# [Objective]
Repeat the material verbatim and drop the pictures.

# [Data for processing]
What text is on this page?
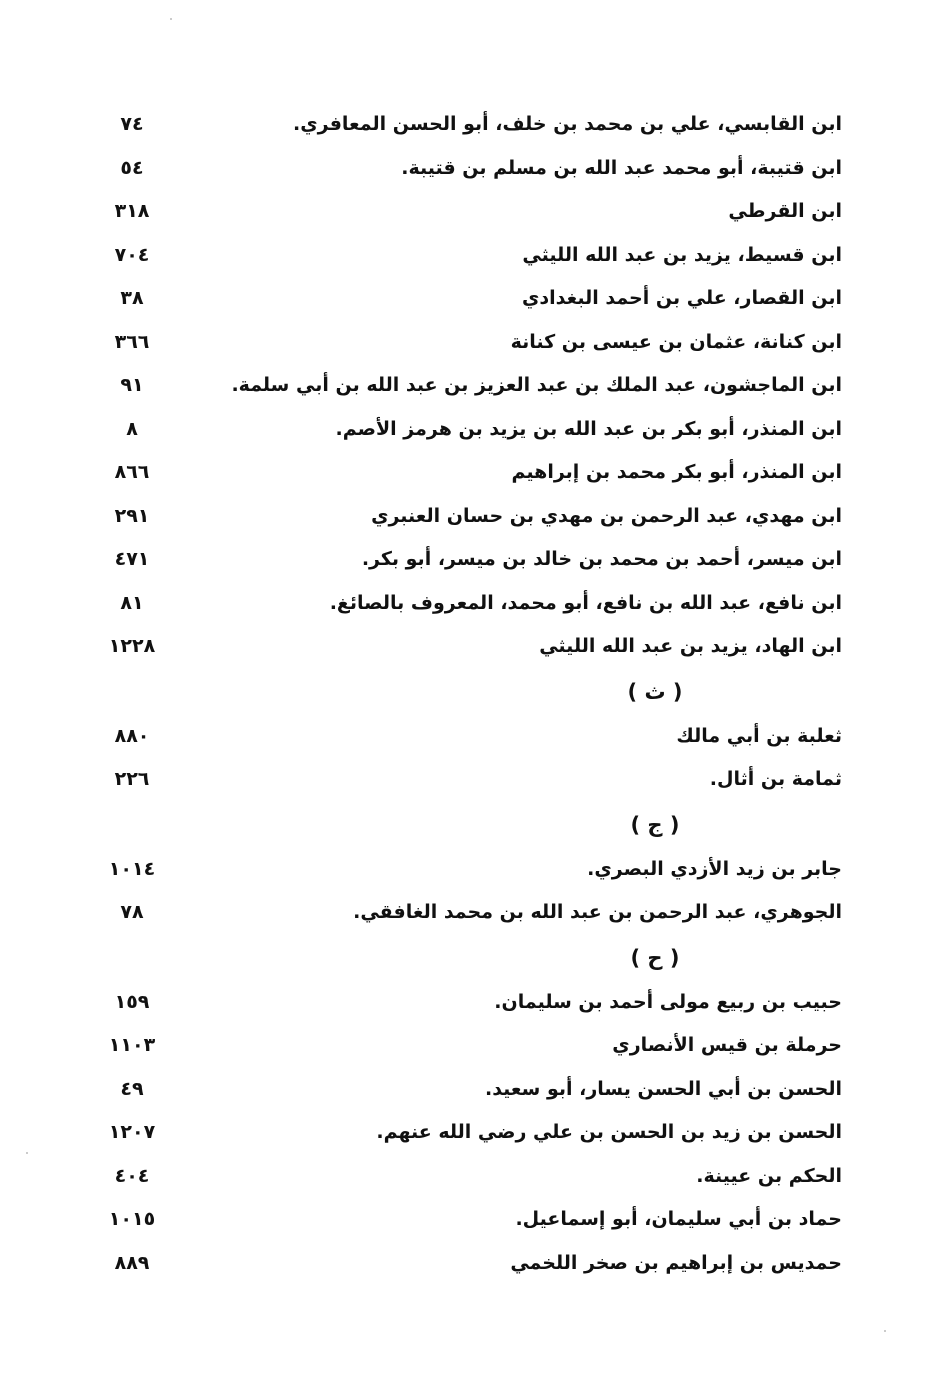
ابن القابسي، علي بن محمد بن خلف، أبو الحسن المعافري.
٧٤
ابن قتيبة، أبو محمد عبد الله بن مسلم بن قتيبة.
٥٤
ابن القرطي
٣١٨
ابن قسيط، يزيد بن عبد الله الليثي
٧٠٤
ابن القصار، علي بن أحمد البغدادي
٣٨
ابن كنانة، عثمان بن عيسى بن كنانة
٣٦٦
ابن الماجشون، عبد الملك بن عبد العزيز بن عبد الله بن أبي سلمة.
٩١
ابن المنذر، أبو بكر بن عبد الله بن يزيد بن هرمز الأصم.
٨
ابن المنذر، أبو بكر محمد بن إبراهيم
٨٦٦
ابن مهدي، عبد الرحمن بن مهدي بن حسان العنبري
٢٩١
ابن ميسر، أحمد بن محمد بن خالد بن ميسر، أبو بكر.
٤٧١
ابن نافع، عبد الله بن نافع، أبو محمد، المعروف بالصائغ.
٨١
ابن الهاد، يزيد بن عبد الله الليثي
١٢٢٨
( ث )
ثعلبة بن أبي مالك
٨٨٠
ثمامة بن أثال.
٢٢٦
( ج )
جابر بن زيد الأزدي البصري.
١٠١٤
الجوهري، عبد الرحمن بن عبد الله بن محمد الغافقي.
٧٨
( ح )
حبيب بن ربيع مولى أحمد بن سليمان.
١٥٩
حرملة بن قيس الأنصاري
١١٠٣
الحسن بن أبي الحسن يسار، أبو سعيد.
٤٩
الحسن بن زيد بن الحسن بن علي رضي الله عنهم.
١٢٠٧
الحكم بن عيينة.
٤٠٤
حماد بن أبي سليمان، أبو إسماعيل.
١٠١٥
حمديس بن إبراهيم بن صخر اللخمي
٨٨٩
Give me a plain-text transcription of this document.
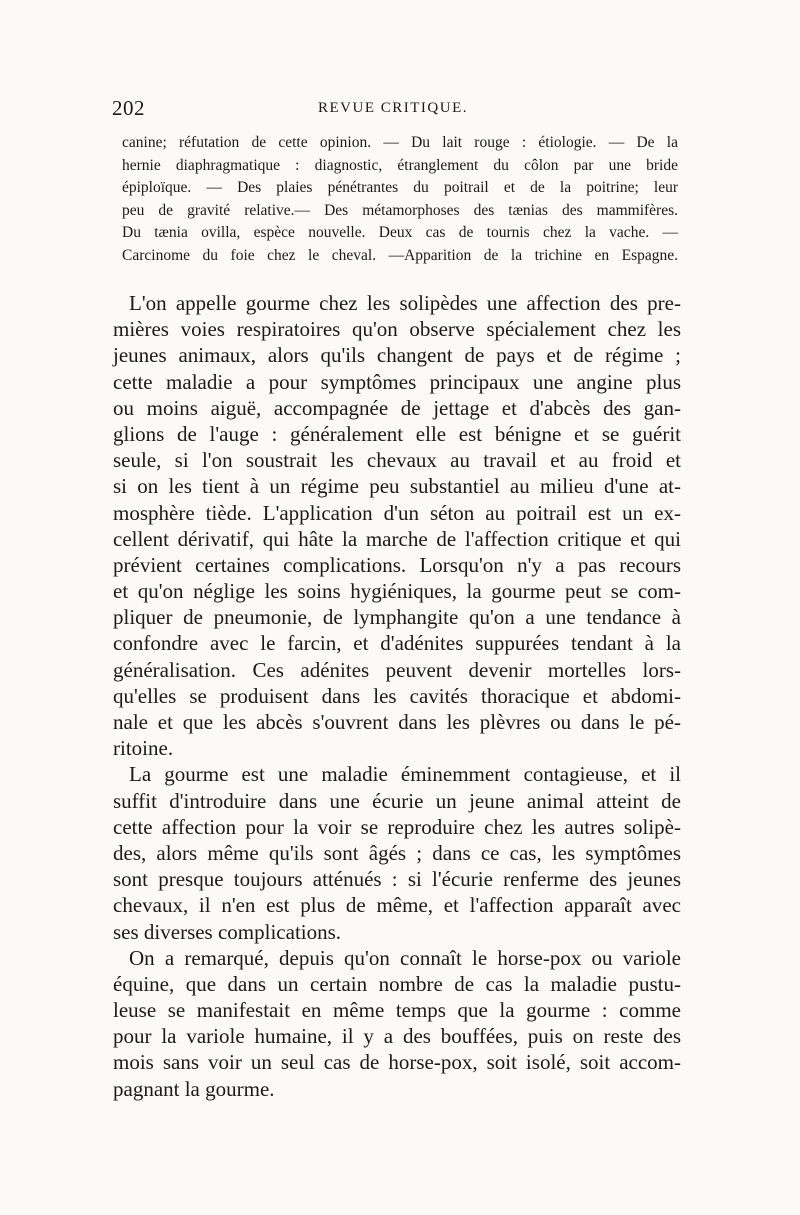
202	REVUE CRITIQUE.
canine; réfutation de cette opinion. — Du lait rouge : étiologie. — De la
hernie diaphragmatique : diagnostic, étranglement du côlon par une bride
épiploïque. — Des plaies pénétrantes du poitrail et de la poitrine; leur
peu de gravité relative.— Des métamorphoses des tænias des mammifères.
Du tænia ovilla, espèce nouvelle. Deux cas de tournis chez la vache. —
Carcinome du foie chez le cheval. —Apparition de la trichine en Espagne.
L'on appelle gourme chez les solipèdes une affection des pre-
mières voies respiratoires qu'on observe spécialement chez les
jeunes animaux, alors qu'ils changent de pays et de régime ;
cette maladie a pour symptômes principaux une angine plus
ou moins aiguë, accompagnée de jettage et d'abcès des gan-
glions de l'auge : généralement elle est bénigne et se guérit
seule, si l'on soustrait les chevaux au travail et au froid et
si on les tient à un régime peu substantiel au milieu d'une at-
mosphère tiède. L'application d'un séton au poitrail est un ex-
cellent dérivatif, qui hâte la marche de l'affection critique et qui
prévient certaines complications. Lorsqu'on n'y a pas recours
et qu'on néglige les soins hygiéniques, la gourme peut se com-
pliquer de pneumonie, de lymphangite qu'on a une tendance à
confondre avec le farcin, et d'adénites suppurées tendant à la
généralisation. Ces adénites peuvent devenir mortelles lors-
qu'elles se produisent dans les cavités thoracique et abdomi-
nale et que les abcès s'ouvrent dans les plèvres ou dans le pé-
ritoine.
La gourme est une maladie éminemment contagieuse, et il
suffit d'introduire dans une écurie un jeune animal atteint de
cette affection pour la voir se reproduire chez les autres solipè-
des, alors même qu'ils sont âgés ; dans ce cas, les symptômes
sont presque toujours atténués : si l'écurie renferme des jeunes
chevaux, il n'en est plus de même, et l'affection apparaît avec
ses diverses complications.
On a remarqué, depuis qu'on connaît le horse-pox ou variole
équine, que dans un certain nombre de cas la maladie pustu-
leuse se manifestait en même temps que la gourme : comme
pour la variole humaine, il y a des bouffées, puis on reste des
mois sans voir un seul cas de horse-pox, soit isolé, soit accom-
pagnant la gourme.
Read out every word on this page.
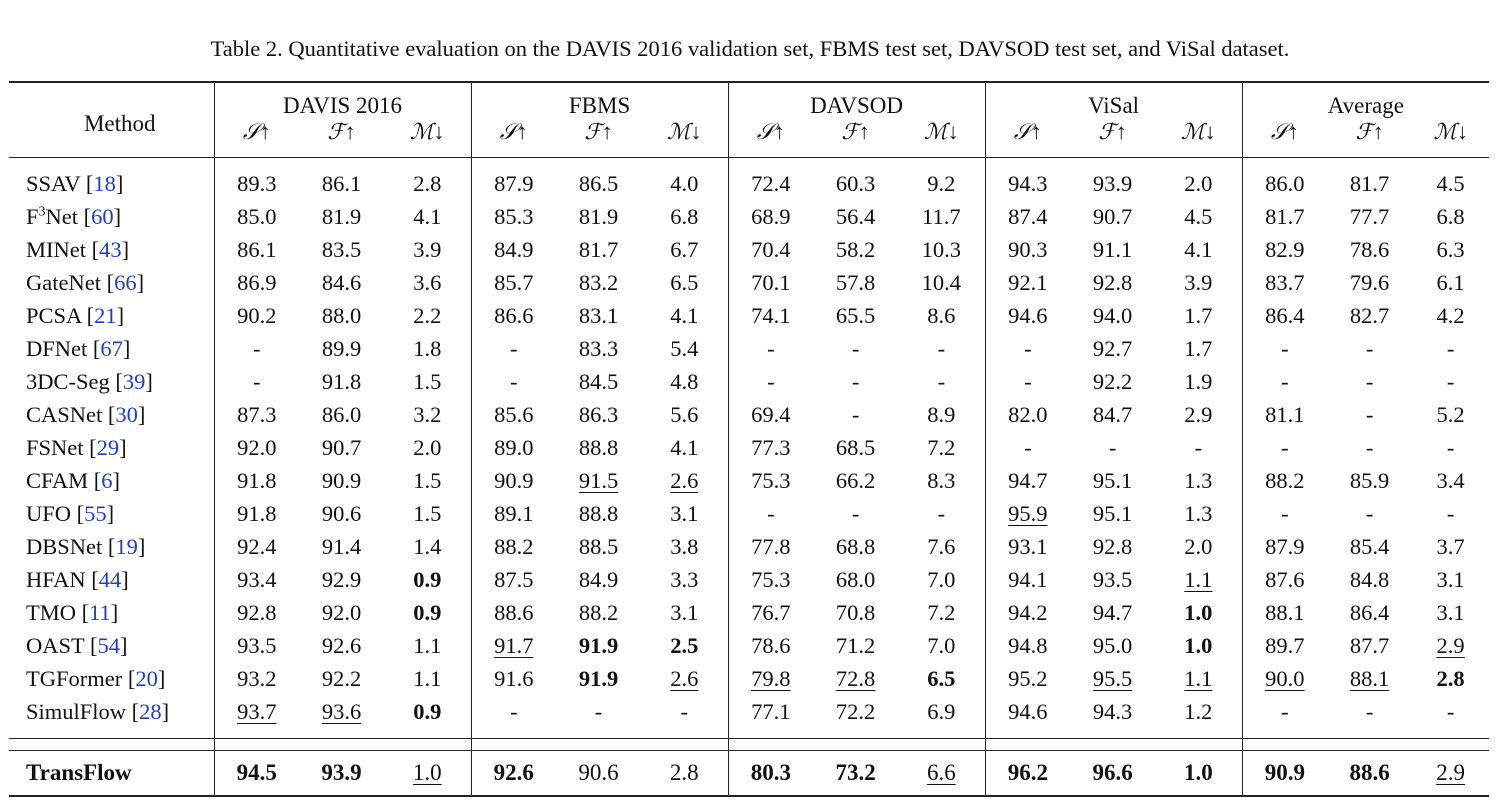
Table 2. Quantitative evaluation on the DAVIS 2016 validation set, FBMS test set, DAVSOD test set, and ViSal dataset.
Method	DAVIS 2016			FBMS			DAVSOD			ViSal			Average		
	𝒮↑	ℱ↑	ℳ↓	𝒮↑	ℱ↑	ℳ↓	𝒮↑	ℱ↑	ℳ↓	𝒮↑	ℱ↑	ℳ↓	𝒮↑	ℱ↑	ℳ↓
SSAV [18]	89.3	86.1	2.8	87.9	86.5	4.0	72.4	60.3	9.2	94.3	93.9	2.0	86.0	81.7	4.5
$F^3Net$ [60]	85.0	81.9	4.1	85.3	81.9	6.8	68.9	56.4	11.7	87.4	90.7	4.5	81.7	77.7	6.8
MINet [43]	86.1	83.5	3.9	84.9	81.7	6.7	70.4	58.2	10.3	90.3	91.1	4.1	82.9	78.6	6.3
GateNet [66]	86.9	84.6	3.6	85.7	83.2	6.5	70.1	57.8	10.4	92.1	92.8	3.9	83.7	79.6	6.1
PCSA [21]	90.2	88.0	2.2	86.6	83.1	4.1	74.1	65.5	8.6	94.6	94.0	1.7	86.4	82.7	4.2
DFNet [67]	-	89.9	1.8	-	83.3	5.4	-	-	-	-	92.7	1.7	-	-	-
3DC-Seg [39]	-	91.8	1.5	-	84.5	4.8	-	-	-	-	92.2	1.9	-	-	-
CASNet [30]	87.3	86.0	3.2	85.6	86.3	5.6	69.4	-	8.9	82.0	84.7	2.9	81.1	-	5.2
FSNet [29]	92.0	90.7	2.0	89.0	88.8	4.1	77.3	68.5	7.2	-	-	-	-	-	-
CFAM [6]	91.8	90.9	1.5	90.9	91.5	2.6	75.3	66.2	8.3	94.7	95.1	1.3	88.2	85.9	3.4
UFO [55]	91.8	90.6	1.5	89.1	88.8	3.1	-	-	-	95.9	95.1	1.3	-	-	-
DBSNet [19]	92.4	91.4	1.4	88.2	88.5	3.8	77.8	68.8	7.6	93.1	92.8	2.0	87.9	85.4	3.7
HFAN [44]	93.4	92.9	0.9	87.5	84.9	3.3	75.3	68.0	7.0	94.1	93.5	1.1	87.6	84.8	3.1
TMO [11]	92.8	92.0	0.9	88.6	88.2	3.1	76.7	70.8	7.2	94.2	94.7	1.0	88.1	86.4	3.1
OAST [54]	93.5	92.6	1.1	91.7	91.9	2.5	78.6	71.2	7.0	94.8	95.0	1.0	89.7	87.7	2.9
TGFormer [20]	93.2	92.2	1.1	91.6	91.9	2.6	79.8	72.8	6.5	95.2	95.5	1.1	90.0	88.1	2.8
SimulFlow [28]	93.7	93.6	0.9	-	-	-	77.1	72.2	6.9	94.6	94.3	1.2	-	-	-

TransFlow	94.5	93.9	1.0	92.6	90.6	2.8	80.3	73.2	6.6	96.2	96.6	1.0	90.9	88.6	2.9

# [Right answer]
What text is on this page?
ابن القابسي، علي بن محمد بن خلف، أبو الحسن المعافري.
٧٤
ابن قتيبة، أبو محمد عبد الله بن مسلم بن قتيبة.
٥٤
ابن القرطي
٣١٨
ابن قسيط، يزيد بن عبد الله الليثي
٧٠٤
ابن القصار، علي بن أحمد البغدادي
٣٨
ابن كنانة، عثمان بن عيسى بن كنانة
٣٦٦
ابن الماجشون، عبد الملك بن عبد العزيز بن عبد الله بن أبي سلمة.
٩١
ابن المنذر، أبو بكر بن عبد الله بن يزيد بن هرمز الأصم.
٨
ابن المنذر، أبو بكر محمد بن إبراهيم
٨٦٦
ابن مهدي، عبد الرحمن بن مهدي بن حسان العنبري
٢٩١
ابن ميسر، أحمد بن محمد بن خالد بن ميسر، أبو بكر.
٤٧١
ابن نافع، عبد الله بن نافع، أبو محمد، المعروف بالصائغ.
٨١
ابن الهاد، يزيد بن عبد الله الليثي
١٢٢٨
( ث )
ثعلبة بن أبي مالك
٨٨٠
ثمامة بن أثال.
٢٢٦
( ج )
جابر بن زيد الأزدي البصري.
١٠١٤
الجوهري، عبد الرحمن بن عبد الله بن محمد الغافقي.
٧٨
( ح )
حبيب بن ربيع مولى أحمد بن سليمان.
١٥٩
حرملة بن قيس الأنصاري
١١٠٣
الحسن بن أبي الحسن يسار، أبو سعيد.
٤٩
الحسن بن زيد بن الحسن بن علي رضي الله عنهم.
١٢٠٧
الحكم بن عيينة.
٤٠٤
حماد بن أبي سليمان، أبو إسماعيل.
١٠١٥
حمديس بن إبراهيم بن صخر اللخمي
٨٨٩
Give me a plain-text transcription of this document.
202	REVUE CRITIQUE.
canine; réfutation de cette opinion. — Du lait rouge : étiologie. — De la
hernie diaphragmatique : diagnostic, étranglement du côlon par une bride
épiploïque. — Des plaies pénétrantes du poitrail et de la poitrine; leur
peu de gravité relative.— Des métamorphoses des tænias des mammifères.
Du tænia ovilla, espèce nouvelle. Deux cas de tournis chez la vache. —
Carcinome du foie chez le cheval. —Apparition de la trichine en Espagne.
L'on appelle gourme chez les solipèdes une affection des pre-
mières voies respiratoires qu'on observe spécialement chez les
jeunes animaux, alors qu'ils changent de pays et de régime ;
cette maladie a pour symptômes principaux une angine plus
ou moins aiguë, accompagnée de jettage et d'abcès des gan-
glions de l'auge : généralement elle est bénigne et se guérit
seule, si l'on soustrait les chevaux au travail et au froid et
si on les tient à un régime peu substantiel au milieu d'une at-
mosphère tiède. L'application d'un séton au poitrail est un ex-
cellent dérivatif, qui hâte la marche de l'affection critique et qui
prévient certaines complications. Lorsqu'on n'y a pas recours
et qu'on néglige les soins hygiéniques, la gourme peut se com-
pliquer de pneumonie, de lymphangite qu'on a une tendance à
confondre avec le farcin, et d'adénites suppurées tendant à la
généralisation. Ces adénites peuvent devenir mortelles lors-
qu'elles se produisent dans les cavités thoracique et abdomi-
nale et que les abcès s'ouvrent dans les plèvres ou dans le pé-
ritoine.
La gourme est une maladie éminemment contagieuse, et il
suffit d'introduire dans une écurie un jeune animal atteint de
cette affection pour la voir se reproduire chez les autres solipè-
des, alors même qu'ils sont âgés ; dans ce cas, les symptômes
sont presque toujours atténués : si l'écurie renferme des jeunes
chevaux, il n'en est plus de même, et l'affection apparaît avec
ses diverses complications.
On a remarqué, depuis qu'on connaît le horse-pox ou variole
équine, que dans un certain nombre de cas la maladie pustu-
leuse se manifestait en même temps que la gourme : comme
pour la variole humaine, il y a des bouffées, puis on reste des
mois sans voir un seul cas de horse-pox, soit isolé, soit accom-
pagnant la gourme.
Read out every word on this page.
Table 2. Quantitative evaluation on the DAVIS 2016 validation set, FBMS test set, DAVSOD test set, and ViSal dataset.
Method	DAVIS 2016			FBMS			DAVSOD			ViSal			Average		
	𝒮↑	ℱ↑	ℳ↓	𝒮↑	ℱ↑	ℳ↓	𝒮↑	ℱ↑	ℳ↓	𝒮↑	ℱ↑	ℳ↓	𝒮↑	ℱ↑	ℳ↓
SSAV [18]	89.3	86.1	2.8	87.9	86.5	4.0	72.4	60.3	9.2	94.3	93.9	2.0	86.0	81.7	4.5
$F^3Net$ [60]	85.0	81.9	4.1	85.3	81.9	6.8	68.9	56.4	11.7	87.4	90.7	4.5	81.7	77.7	6.8
MINet [43]	86.1	83.5	3.9	84.9	81.7	6.7	70.4	58.2	10.3	90.3	91.1	4.1	82.9	78.6	6.3
GateNet [66]	86.9	84.6	3.6	85.7	83.2	6.5	70.1	57.8	10.4	92.1	92.8	3.9	83.7	79.6	6.1
PCSA [21]	90.2	88.0	2.2	86.6	83.1	4.1	74.1	65.5	8.6	94.6	94.0	1.7	86.4	82.7	4.2
DFNet [67]	-	89.9	1.8	-	83.3	5.4	-	-	-	-	92.7	1.7	-	-	-
3DC-Seg [39]	-	91.8	1.5	-	84.5	4.8	-	-	-	-	92.2	1.9	-	-	-
CASNet [30]	87.3	86.0	3.2	85.6	86.3	5.6	69.4	-	8.9	82.0	84.7	2.9	81.1	-	5.2
FSNet [29]	92.0	90.7	2.0	89.0	88.8	4.1	77.3	68.5	7.2	-	-	-	-	-	-
CFAM [6]	91.8	90.9	1.5	90.9	91.5	2.6	75.3	66.2	8.3	94.7	95.1	1.3	88.2	85.9	3.4
UFO [55]	91.8	90.6	1.5	89.1	88.8	3.1	-	-	-	95.9	95.1	1.3	-	-	-
DBSNet [19]	92.4	91.4	1.4	88.2	88.5	3.8	77.8	68.8	7.6	93.1	92.8	2.0	87.9	85.4	3.7
HFAN [44]	93.4	92.9	0.9	87.5	84.9	3.3	75.3	68.0	7.0	94.1	93.5	1.1	87.6	84.8	3.1
TMO [11]	92.8	92.0	0.9	88.6	88.2	3.1	76.7	70.8	7.2	94.2	94.7	1.0	88.1	86.4	3.1
OAST [54]	93.5	92.6	1.1	91.7	91.9	2.5	78.6	71.2	7.0	94.8	95.0	1.0	89.7	87.7	2.9
TGFormer [20]	93.2	92.2	1.1	91.6	91.9	2.6	79.8	72.8	6.5	95.2	95.5	1.1	90.0	88.1	2.8
SimulFlow [28]	93.7	93.6	0.9	-	-	-	77.1	72.2	6.9	94.6	94.3	1.2	-	-	-

TransFlow	94.5	93.9	1.0	92.6	90.6	2.8	80.3	73.2	6.6	96.2	96.6	1.0	90.9	88.6	2.9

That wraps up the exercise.